- _EXERCISE DATA_
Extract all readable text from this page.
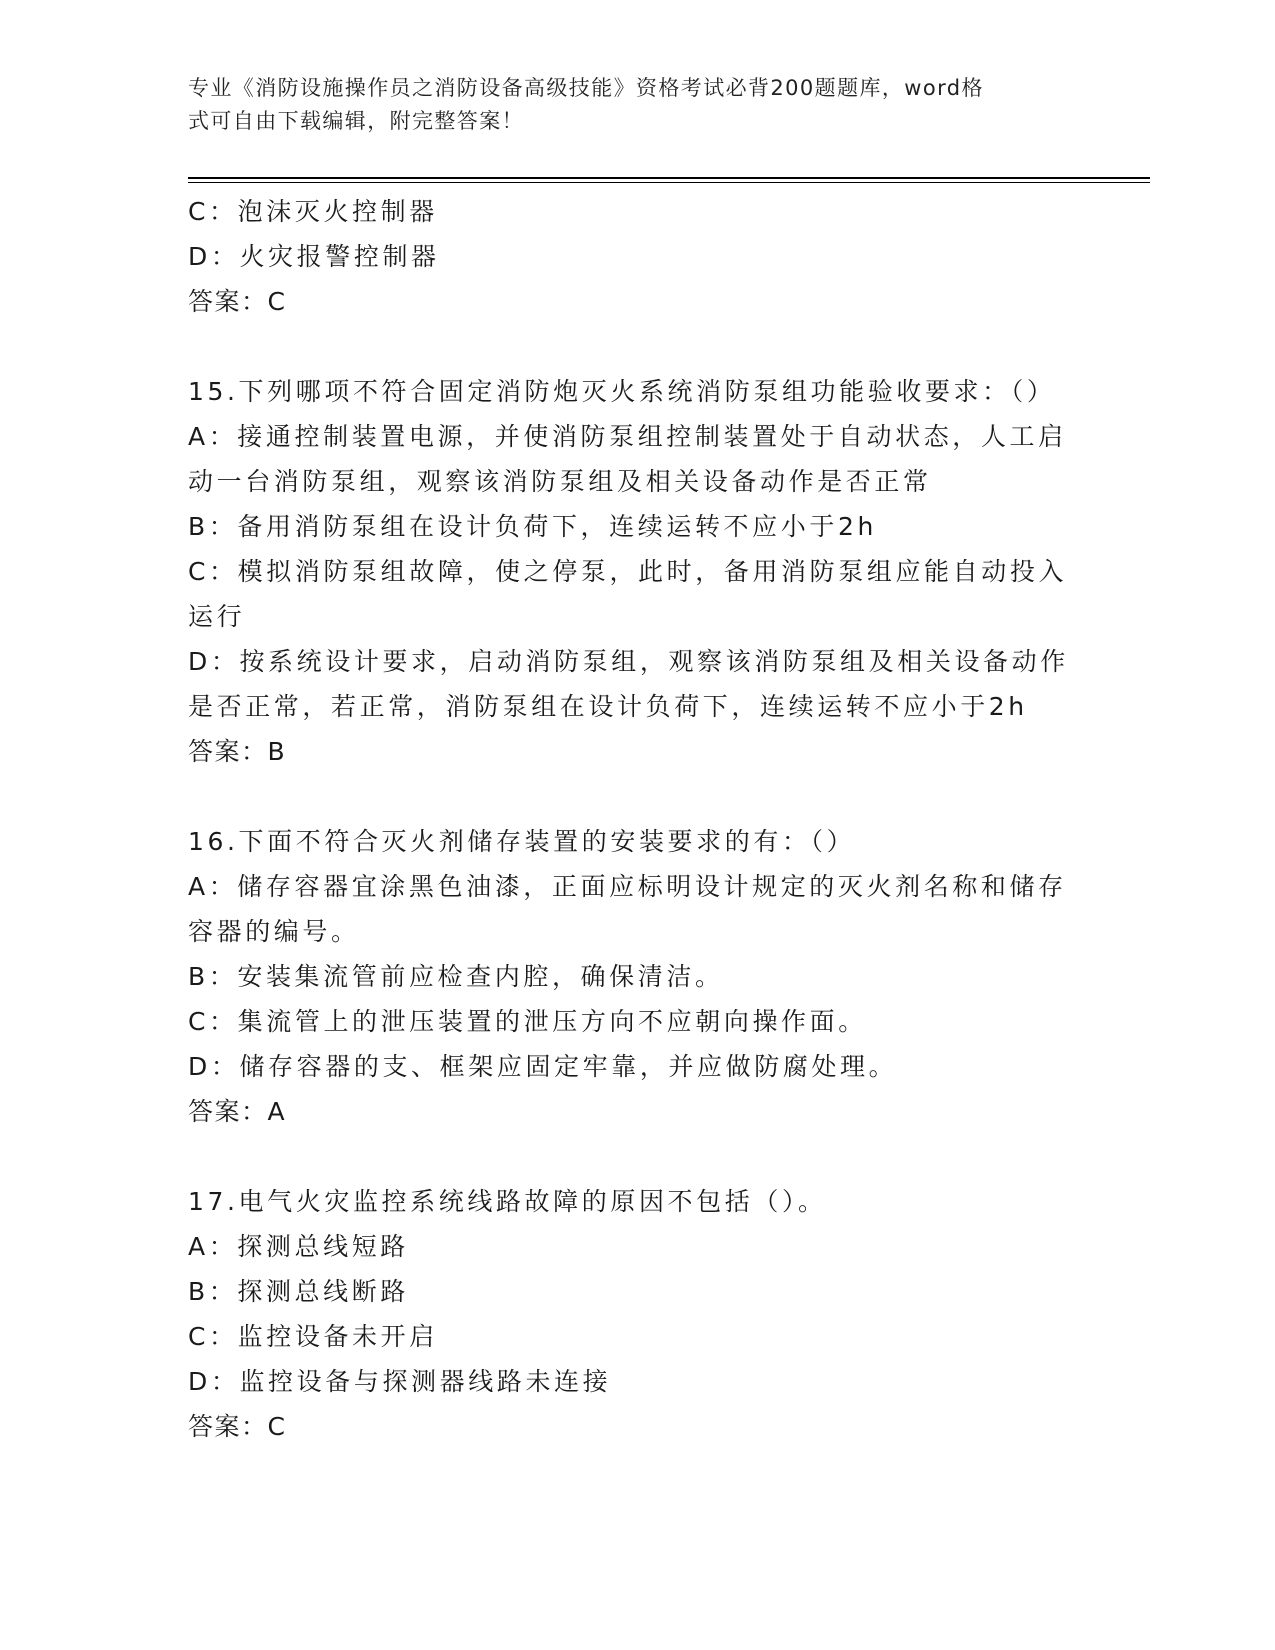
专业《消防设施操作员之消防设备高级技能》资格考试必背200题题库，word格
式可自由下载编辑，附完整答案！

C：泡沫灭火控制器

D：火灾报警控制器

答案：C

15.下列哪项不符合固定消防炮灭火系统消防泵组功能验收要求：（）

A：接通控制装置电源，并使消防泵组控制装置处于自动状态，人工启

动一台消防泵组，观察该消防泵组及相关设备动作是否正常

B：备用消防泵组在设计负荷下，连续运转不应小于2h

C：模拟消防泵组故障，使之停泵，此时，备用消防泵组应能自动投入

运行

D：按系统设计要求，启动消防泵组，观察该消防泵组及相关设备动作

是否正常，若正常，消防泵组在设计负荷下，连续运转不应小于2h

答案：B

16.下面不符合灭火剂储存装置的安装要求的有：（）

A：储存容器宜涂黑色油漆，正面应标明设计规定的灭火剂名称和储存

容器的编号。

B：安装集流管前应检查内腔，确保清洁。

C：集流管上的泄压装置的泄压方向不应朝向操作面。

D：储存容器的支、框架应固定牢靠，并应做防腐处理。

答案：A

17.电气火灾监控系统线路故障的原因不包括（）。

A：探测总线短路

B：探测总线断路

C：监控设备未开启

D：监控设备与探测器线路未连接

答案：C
* * *
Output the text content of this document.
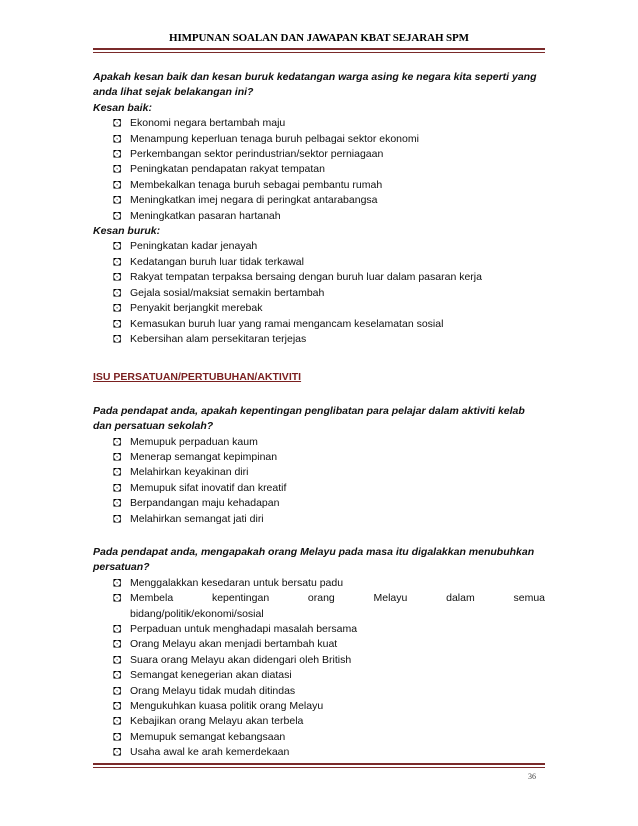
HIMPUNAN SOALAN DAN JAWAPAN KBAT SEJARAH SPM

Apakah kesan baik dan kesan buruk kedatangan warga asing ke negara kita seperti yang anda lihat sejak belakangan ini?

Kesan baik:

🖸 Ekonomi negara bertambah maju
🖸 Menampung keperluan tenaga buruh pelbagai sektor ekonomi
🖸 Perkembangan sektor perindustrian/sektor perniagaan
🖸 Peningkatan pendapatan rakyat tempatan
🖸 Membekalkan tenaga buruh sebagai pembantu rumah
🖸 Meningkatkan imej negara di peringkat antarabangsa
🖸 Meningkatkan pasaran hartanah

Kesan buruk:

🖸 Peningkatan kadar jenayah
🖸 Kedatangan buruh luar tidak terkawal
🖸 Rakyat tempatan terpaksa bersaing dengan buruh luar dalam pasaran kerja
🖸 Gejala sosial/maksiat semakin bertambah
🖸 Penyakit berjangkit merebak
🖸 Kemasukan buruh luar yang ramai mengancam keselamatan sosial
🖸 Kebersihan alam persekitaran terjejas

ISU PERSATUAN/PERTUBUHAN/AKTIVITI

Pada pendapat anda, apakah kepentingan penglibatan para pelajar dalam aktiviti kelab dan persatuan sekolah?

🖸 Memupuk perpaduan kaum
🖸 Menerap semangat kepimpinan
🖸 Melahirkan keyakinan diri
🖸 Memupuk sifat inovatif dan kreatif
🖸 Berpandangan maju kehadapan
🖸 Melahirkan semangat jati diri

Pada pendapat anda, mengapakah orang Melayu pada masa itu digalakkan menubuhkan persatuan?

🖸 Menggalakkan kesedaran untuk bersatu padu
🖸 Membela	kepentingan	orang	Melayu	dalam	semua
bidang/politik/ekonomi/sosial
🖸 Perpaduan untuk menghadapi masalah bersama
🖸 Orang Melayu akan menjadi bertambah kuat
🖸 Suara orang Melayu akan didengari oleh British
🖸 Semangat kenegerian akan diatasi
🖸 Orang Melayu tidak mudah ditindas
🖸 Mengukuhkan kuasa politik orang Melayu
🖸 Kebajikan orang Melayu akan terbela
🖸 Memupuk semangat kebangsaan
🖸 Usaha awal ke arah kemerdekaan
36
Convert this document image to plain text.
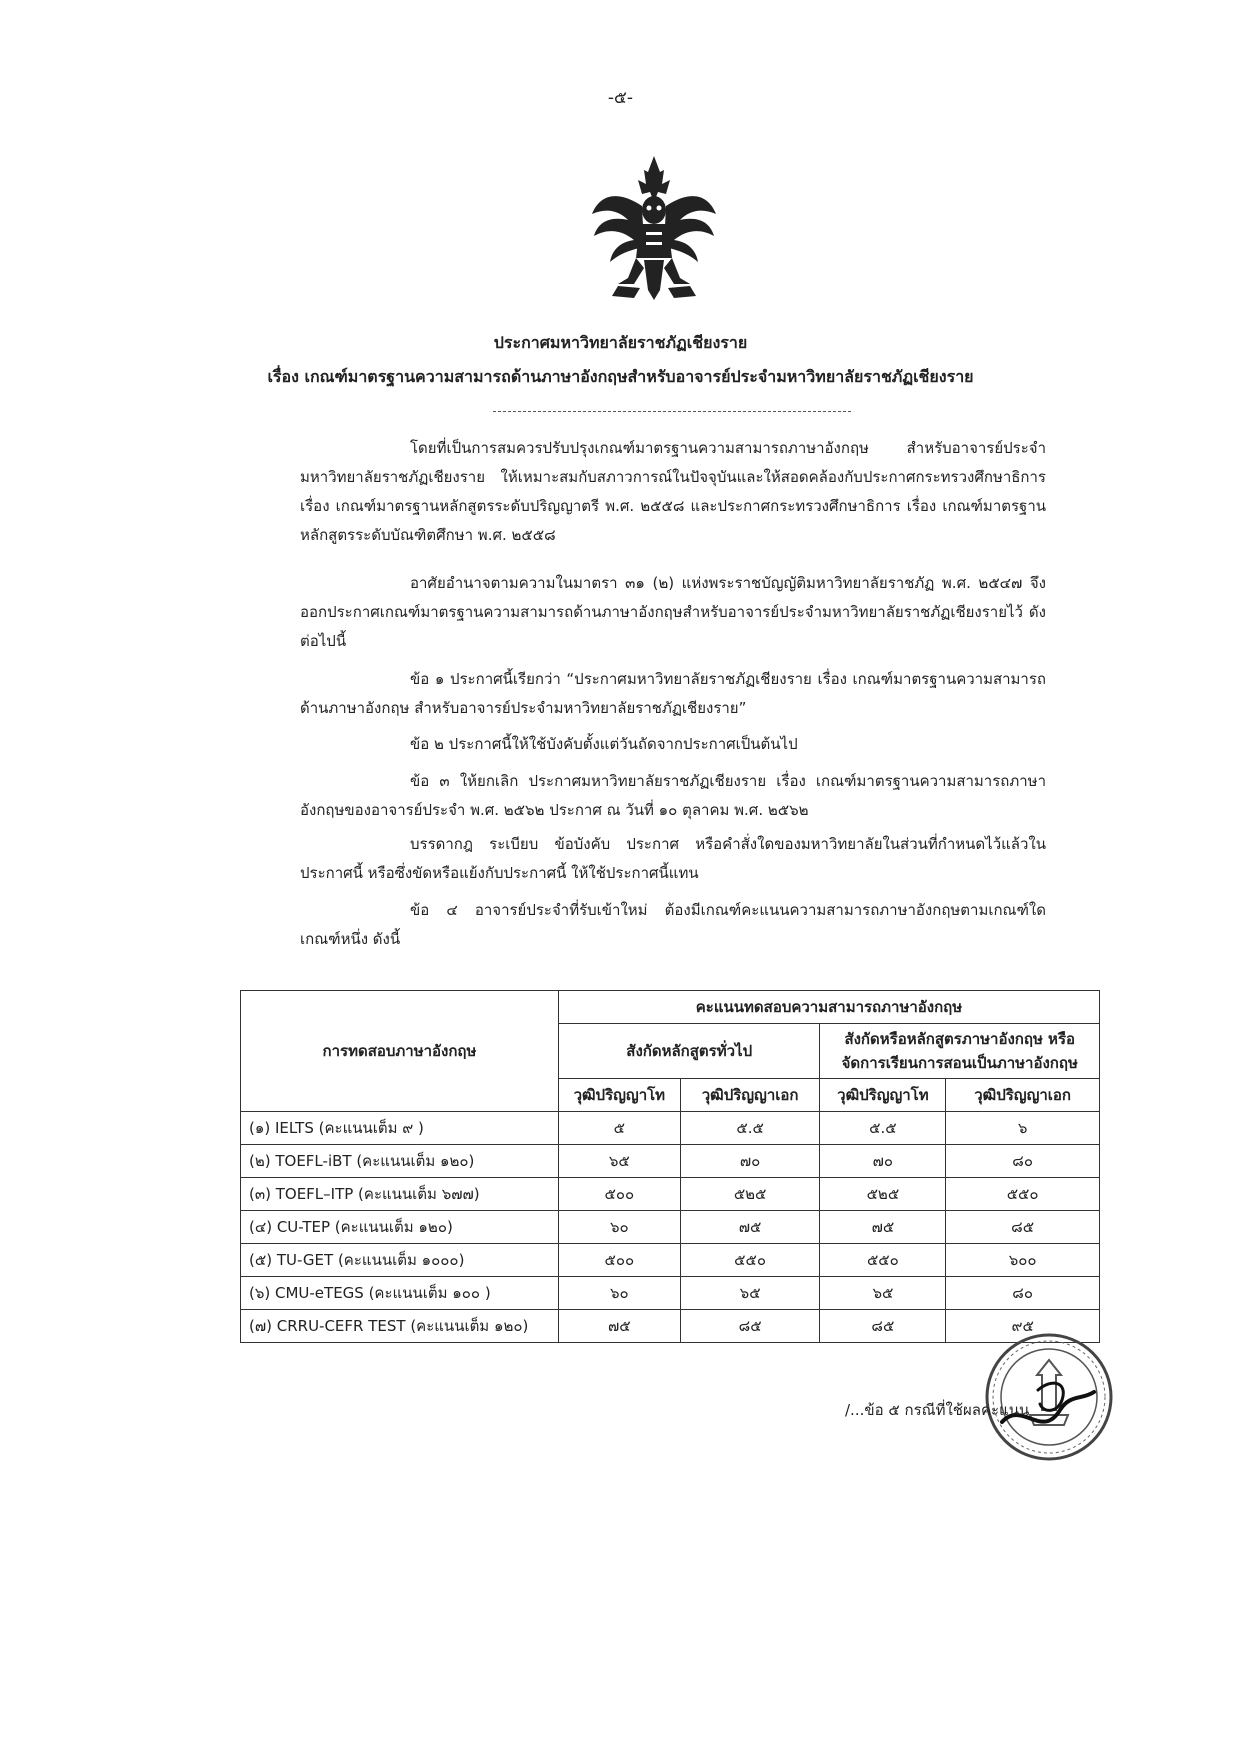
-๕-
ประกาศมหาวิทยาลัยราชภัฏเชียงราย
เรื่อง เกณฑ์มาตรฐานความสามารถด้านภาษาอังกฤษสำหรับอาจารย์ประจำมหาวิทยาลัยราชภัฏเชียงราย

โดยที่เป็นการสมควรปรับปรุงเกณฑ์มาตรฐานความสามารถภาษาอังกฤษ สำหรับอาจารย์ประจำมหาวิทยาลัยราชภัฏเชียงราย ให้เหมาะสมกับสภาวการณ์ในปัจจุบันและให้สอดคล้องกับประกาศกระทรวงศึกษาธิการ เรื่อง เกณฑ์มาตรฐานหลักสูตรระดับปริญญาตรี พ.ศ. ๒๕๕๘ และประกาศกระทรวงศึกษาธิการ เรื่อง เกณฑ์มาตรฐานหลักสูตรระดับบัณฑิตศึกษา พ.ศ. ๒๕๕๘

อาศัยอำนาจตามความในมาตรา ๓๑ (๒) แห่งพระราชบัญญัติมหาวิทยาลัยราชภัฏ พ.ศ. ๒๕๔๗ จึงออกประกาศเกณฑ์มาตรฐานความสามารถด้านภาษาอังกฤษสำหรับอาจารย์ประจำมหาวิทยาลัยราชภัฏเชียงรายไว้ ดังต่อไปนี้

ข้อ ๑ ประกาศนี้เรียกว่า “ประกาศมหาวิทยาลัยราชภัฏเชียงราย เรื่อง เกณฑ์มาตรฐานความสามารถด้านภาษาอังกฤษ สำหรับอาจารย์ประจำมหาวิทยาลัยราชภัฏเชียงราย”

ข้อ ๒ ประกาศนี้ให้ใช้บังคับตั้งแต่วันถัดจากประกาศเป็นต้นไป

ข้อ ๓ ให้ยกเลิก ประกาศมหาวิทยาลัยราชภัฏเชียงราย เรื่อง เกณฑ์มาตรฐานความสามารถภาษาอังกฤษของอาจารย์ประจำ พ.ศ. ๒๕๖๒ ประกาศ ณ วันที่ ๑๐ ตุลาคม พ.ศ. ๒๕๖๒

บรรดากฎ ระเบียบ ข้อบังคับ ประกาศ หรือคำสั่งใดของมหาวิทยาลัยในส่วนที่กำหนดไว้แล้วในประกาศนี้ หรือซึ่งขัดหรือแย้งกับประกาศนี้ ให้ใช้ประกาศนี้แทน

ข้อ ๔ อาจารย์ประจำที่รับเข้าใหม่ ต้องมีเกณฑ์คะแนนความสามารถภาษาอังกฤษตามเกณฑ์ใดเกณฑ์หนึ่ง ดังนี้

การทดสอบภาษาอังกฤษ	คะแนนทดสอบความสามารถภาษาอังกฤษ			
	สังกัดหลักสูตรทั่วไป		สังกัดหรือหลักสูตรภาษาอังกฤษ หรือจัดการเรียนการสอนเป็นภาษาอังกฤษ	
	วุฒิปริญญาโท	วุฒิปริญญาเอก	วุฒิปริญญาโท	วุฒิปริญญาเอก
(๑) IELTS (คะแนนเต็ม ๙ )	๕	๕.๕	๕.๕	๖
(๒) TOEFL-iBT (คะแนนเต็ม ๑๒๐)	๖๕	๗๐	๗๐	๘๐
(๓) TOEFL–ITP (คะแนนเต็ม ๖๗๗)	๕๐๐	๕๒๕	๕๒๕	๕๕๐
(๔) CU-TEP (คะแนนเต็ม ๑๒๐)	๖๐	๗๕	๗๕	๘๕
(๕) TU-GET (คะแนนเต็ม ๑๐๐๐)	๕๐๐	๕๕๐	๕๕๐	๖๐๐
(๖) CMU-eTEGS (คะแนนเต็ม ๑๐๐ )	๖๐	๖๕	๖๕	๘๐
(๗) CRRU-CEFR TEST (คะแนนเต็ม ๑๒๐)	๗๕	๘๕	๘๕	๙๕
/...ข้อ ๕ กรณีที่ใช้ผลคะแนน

- _WHAT IS EXPECTED_
Look through the entries and find each line that has the string "tenaga". Copy those lines.

- _TASK RESULT_
🖸 Menampung keperluan tenaga buruh pelbagai sektor ekonomi
🖸 Membekalkan tenaga buruh sebagai pembantu rumah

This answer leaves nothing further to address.